TASK DIRECTIONS - Please repeat all of the lines that follow, exactly as written.

(Data excerpts)
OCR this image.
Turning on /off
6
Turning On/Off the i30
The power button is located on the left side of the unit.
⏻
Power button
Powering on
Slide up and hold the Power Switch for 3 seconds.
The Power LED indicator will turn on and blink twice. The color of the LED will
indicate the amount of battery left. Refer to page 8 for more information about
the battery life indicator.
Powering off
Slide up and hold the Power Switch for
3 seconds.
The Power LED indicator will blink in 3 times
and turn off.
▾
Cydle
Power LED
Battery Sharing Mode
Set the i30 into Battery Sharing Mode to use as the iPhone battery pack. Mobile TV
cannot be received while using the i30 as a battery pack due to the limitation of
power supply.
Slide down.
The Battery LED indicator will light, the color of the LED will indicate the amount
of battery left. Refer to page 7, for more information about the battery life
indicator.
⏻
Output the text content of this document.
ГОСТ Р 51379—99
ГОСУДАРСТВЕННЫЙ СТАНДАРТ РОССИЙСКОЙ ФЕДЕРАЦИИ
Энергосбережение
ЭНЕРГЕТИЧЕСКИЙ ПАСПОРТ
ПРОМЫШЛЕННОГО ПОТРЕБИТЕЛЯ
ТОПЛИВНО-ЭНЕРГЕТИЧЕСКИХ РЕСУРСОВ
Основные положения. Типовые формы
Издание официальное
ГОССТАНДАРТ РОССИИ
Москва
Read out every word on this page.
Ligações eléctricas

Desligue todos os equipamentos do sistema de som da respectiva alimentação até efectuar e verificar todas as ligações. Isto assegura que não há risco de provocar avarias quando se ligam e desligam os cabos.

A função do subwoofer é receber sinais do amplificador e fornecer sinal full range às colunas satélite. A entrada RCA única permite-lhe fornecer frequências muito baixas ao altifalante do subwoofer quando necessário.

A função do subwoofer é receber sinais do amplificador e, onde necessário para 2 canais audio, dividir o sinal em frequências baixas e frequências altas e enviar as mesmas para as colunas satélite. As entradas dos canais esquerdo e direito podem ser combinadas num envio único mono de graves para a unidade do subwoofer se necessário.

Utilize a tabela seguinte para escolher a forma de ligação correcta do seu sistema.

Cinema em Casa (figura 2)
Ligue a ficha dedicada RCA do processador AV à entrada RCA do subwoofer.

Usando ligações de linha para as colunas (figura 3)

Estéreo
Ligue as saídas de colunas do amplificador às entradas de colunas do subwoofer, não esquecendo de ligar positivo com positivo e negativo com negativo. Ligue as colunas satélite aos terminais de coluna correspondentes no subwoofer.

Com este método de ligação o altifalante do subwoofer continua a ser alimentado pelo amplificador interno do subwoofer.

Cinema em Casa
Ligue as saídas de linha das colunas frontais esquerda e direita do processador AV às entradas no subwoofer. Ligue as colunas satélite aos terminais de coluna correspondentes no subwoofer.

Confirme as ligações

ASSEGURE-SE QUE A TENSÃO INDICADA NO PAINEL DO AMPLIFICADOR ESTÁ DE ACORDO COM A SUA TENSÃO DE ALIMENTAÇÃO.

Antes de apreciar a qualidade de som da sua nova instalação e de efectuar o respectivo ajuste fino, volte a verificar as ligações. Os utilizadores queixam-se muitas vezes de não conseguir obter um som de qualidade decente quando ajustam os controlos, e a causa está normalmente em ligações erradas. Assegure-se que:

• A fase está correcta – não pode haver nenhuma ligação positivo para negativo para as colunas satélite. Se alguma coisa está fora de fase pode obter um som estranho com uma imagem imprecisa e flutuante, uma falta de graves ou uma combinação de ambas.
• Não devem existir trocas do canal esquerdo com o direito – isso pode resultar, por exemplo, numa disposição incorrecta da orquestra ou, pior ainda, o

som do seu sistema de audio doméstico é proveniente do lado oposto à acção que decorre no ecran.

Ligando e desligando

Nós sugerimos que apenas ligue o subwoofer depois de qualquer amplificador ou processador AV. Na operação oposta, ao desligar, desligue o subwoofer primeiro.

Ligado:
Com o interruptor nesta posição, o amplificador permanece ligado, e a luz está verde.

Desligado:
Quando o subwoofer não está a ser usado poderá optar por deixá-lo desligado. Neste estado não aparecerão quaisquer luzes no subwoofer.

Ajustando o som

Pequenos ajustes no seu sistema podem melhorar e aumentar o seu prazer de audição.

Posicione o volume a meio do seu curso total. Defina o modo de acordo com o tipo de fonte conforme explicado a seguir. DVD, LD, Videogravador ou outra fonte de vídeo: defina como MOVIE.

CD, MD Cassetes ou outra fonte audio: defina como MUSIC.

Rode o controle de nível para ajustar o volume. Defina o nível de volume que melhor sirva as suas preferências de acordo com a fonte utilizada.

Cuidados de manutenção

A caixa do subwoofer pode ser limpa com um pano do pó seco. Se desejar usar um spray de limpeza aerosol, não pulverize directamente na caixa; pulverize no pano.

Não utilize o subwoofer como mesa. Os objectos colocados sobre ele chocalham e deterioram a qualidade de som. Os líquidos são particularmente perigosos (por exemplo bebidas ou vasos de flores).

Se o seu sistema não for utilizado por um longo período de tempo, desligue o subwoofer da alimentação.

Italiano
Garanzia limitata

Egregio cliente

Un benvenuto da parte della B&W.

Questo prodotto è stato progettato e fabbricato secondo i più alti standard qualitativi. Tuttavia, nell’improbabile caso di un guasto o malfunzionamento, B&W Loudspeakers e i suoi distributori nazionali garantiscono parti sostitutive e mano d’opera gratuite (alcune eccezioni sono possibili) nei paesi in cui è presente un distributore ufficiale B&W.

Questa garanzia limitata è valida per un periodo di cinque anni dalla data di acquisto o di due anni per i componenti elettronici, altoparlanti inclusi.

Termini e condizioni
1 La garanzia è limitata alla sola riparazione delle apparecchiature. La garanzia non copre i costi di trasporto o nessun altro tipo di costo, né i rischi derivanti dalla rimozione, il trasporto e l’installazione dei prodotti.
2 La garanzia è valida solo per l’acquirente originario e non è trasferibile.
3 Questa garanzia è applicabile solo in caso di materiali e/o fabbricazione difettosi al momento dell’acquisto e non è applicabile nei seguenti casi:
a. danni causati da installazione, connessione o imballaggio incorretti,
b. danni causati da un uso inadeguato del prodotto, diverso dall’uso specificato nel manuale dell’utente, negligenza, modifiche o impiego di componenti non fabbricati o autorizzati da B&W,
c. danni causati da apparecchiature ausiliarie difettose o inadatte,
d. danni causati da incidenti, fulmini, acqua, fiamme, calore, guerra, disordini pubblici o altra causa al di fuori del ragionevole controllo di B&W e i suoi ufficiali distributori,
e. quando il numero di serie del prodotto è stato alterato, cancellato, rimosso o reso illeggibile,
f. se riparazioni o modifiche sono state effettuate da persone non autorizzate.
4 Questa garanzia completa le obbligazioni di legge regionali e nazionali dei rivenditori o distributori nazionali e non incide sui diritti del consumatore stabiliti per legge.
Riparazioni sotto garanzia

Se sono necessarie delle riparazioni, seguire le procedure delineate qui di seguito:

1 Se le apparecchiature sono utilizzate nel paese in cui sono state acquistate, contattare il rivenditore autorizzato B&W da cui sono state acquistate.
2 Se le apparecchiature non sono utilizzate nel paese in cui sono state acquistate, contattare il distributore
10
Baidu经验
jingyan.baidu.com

TASK SOLUTION -
OCR this image.
Turning on /off
6
Turning On/Off the i30
The power button is located on the left side of the unit.
⏻
Power button
Powering on
Slide up and hold the Power Switch for 3 seconds.
The Power LED indicator will turn on and blink twice. The color of the LED will
indicate the amount of battery left. Refer to page 8 for more information about
the battery life indicator.
Powering off
Slide up and hold the Power Switch for
3 seconds.
The Power LED indicator will blink in 3 times
and turn off.
▾
Cydle
Power LED
Battery Sharing Mode
Set the i30 into Battery Sharing Mode to use as the iPhone battery pack. Mobile TV
cannot be received while using the i30 as a battery pack due to the limitation of
power supply.
Slide down.
The Battery LED indicator will light, the color of the LED will indicate the amount
of battery left. Refer to page 7, for more information about the battery life
indicator.
⏻
Output the text content of this document.
ГОСТ Р 51379—99
ГОСУДАРСТВЕННЫЙ СТАНДАРТ РОССИЙСКОЙ ФЕДЕРАЦИИ
Энергосбережение
ЭНЕРГЕТИЧЕСКИЙ ПАСПОРТ
ПРОМЫШЛЕННОГО ПОТРЕБИТЕЛЯ
ТОПЛИВНО-ЭНЕРГЕТИЧЕСКИХ РЕСУРСОВ
Основные положения. Типовые формы
Издание официальное
ГОССТАНДАРТ РОССИИ
Москва
Read out every word on this page.
Ligações eléctricas

Desligue todos os equipamentos do sistema de som da respectiva alimentação até efectuar e verificar todas as ligações. Isto assegura que não há risco de provocar avarias quando se ligam e desligam os cabos.

A função do subwoofer é receber sinais do amplificador e fornecer sinal full range às colunas satélite. A entrada RCA única permite-lhe fornecer frequências muito baixas ao altifalante do subwoofer quando necessário.

A função do subwoofer é receber sinais do amplificador e, onde necessário para 2 canais audio, dividir o sinal em frequências baixas e frequências altas e enviar as mesmas para as colunas satélite. As entradas dos canais esquerdo e direito podem ser combinadas num envio único mono de graves para a unidade do subwoofer se necessário.

Utilize a tabela seguinte para escolher a forma de ligação correcta do seu sistema.

Cinema em Casa (figura 2)
Ligue a ficha dedicada RCA do processador AV à entrada RCA do subwoofer.

Usando ligações de linha para as colunas (figura 3)

Estéreo
Ligue as saídas de colunas do amplificador às entradas de colunas do subwoofer, não esquecendo de ligar positivo com positivo e negativo com negativo. Ligue as colunas satélite aos terminais de coluna correspondentes no subwoofer.

Com este método de ligação o altifalante do subwoofer continua a ser alimentado pelo amplificador interno do subwoofer.

Cinema em Casa
Ligue as saídas de linha das colunas frontais esquerda e direita do processador AV às entradas no subwoofer. Ligue as colunas satélite aos terminais de coluna correspondentes no subwoofer.

Confirme as ligações

ASSEGURE-SE QUE A TENSÃO INDICADA NO PAINEL DO AMPLIFICADOR ESTÁ DE ACORDO COM A SUA TENSÃO DE ALIMENTAÇÃO.

Antes de apreciar a qualidade de som da sua nova instalação e de efectuar o respectivo ajuste fino, volte a verificar as ligações. Os utilizadores queixam-se muitas vezes de não conseguir obter um som de qualidade decente quando ajustam os controlos, e a causa está normalmente em ligações erradas. Assegure-se que:

• A fase está correcta – não pode haver nenhuma ligação positivo para negativo para as colunas satélite. Se alguma coisa está fora de fase pode obter um som estranho com uma imagem imprecisa e flutuante, uma falta de graves ou uma combinação de ambas.
• Não devem existir trocas do canal esquerdo com o direito – isso pode resultar, por exemplo, numa disposição incorrecta da orquestra ou, pior ainda, o

som do seu sistema de audio doméstico é proveniente do lado oposto à acção que decorre no ecran.

Ligando e desligando

Nós sugerimos que apenas ligue o subwoofer depois de qualquer amplificador ou processador AV. Na operação oposta, ao desligar, desligue o subwoofer primeiro.

Ligado:
Com o interruptor nesta posição, o amplificador permanece ligado, e a luz está verde.

Desligado:
Quando o subwoofer não está a ser usado poderá optar por deixá-lo desligado. Neste estado não aparecerão quaisquer luzes no subwoofer.

Ajustando o som

Pequenos ajustes no seu sistema podem melhorar e aumentar o seu prazer de audição.

Posicione o volume a meio do seu curso total. Defina o modo de acordo com o tipo de fonte conforme explicado a seguir. DVD, LD, Videogravador ou outra fonte de vídeo: defina como MOVIE.

CD, MD Cassetes ou outra fonte audio: defina como MUSIC.

Rode o controle de nível para ajustar o volume. Defina o nível de volume que melhor sirva as suas preferências de acordo com a fonte utilizada.

Cuidados de manutenção

A caixa do subwoofer pode ser limpa com um pano do pó seco. Se desejar usar um spray de limpeza aerosol, não pulverize directamente na caixa; pulverize no pano.

Não utilize o subwoofer como mesa. Os objectos colocados sobre ele chocalham e deterioram a qualidade de som. Os líquidos são particularmente perigosos (por exemplo bebidas ou vasos de flores).

Se o seu sistema não for utilizado por um longo período de tempo, desligue o subwoofer da alimentação.

Italiano
Garanzia limitata

Egregio cliente

Un benvenuto da parte della B&W.

Questo prodotto è stato progettato e fabbricato secondo i più alti standard qualitativi. Tuttavia, nell’improbabile caso di un guasto o malfunzionamento, B&W Loudspeakers e i suoi distributori nazionali garantiscono parti sostitutive e mano d’opera gratuite (alcune eccezioni sono possibili) nei paesi in cui è presente un distributore ufficiale B&W.

Questa garanzia limitata è valida per un periodo di cinque anni dalla data di acquisto o di due anni per i componenti elettronici, altoparlanti inclusi.

Termini e condizioni
1 La garanzia è limitata alla sola riparazione delle apparecchiature. La garanzia non copre i costi di trasporto o nessun altro tipo di costo, né i rischi derivanti dalla rimozione, il trasporto e l’installazione dei prodotti.
2 La garanzia è valida solo per l’acquirente originario e non è trasferibile.
3 Questa garanzia è applicabile solo in caso di materiali e/o fabbricazione difettosi al momento dell’acquisto e non è applicabile nei seguenti casi:
a. danni causati da installazione, connessione o imballaggio incorretti,
b. danni causati da un uso inadeguato del prodotto, diverso dall’uso specificato nel manuale dell’utente, negligenza, modifiche o impiego di componenti non fabbricati o autorizzati da B&W,
c. danni causati da apparecchiature ausiliarie difettose o inadatte,
d. danni causati da incidenti, fulmini, acqua, fiamme, calore, guerra, disordini pubblici o altra causa al di fuori del ragionevole controllo di B&W e i suoi ufficiali distributori,
e. quando il numero di serie del prodotto è stato alterato, cancellato, rimosso o reso illeggibile,
f. se riparazioni o modifiche sono state effettuate da persone non autorizzate.
4 Questa garanzia completa le obbligazioni di legge regionali e nazionali dei rivenditori o distributori nazionali e non incide sui diritti del consumatore stabiliti per legge.
Riparazioni sotto garanzia

Se sono necessarie delle riparazioni, seguire le procedure delineate qui di seguito:

1 Se le apparecchiature sono utilizzate nel paese in cui sono state acquistate, contattare il rivenditore autorizzato B&W da cui sono state acquistate.
2 Se le apparecchiature non sono utilizzate nel paese in cui sono state acquistate, contattare il distributore
10
Baidu经验
jingyan.baidu.com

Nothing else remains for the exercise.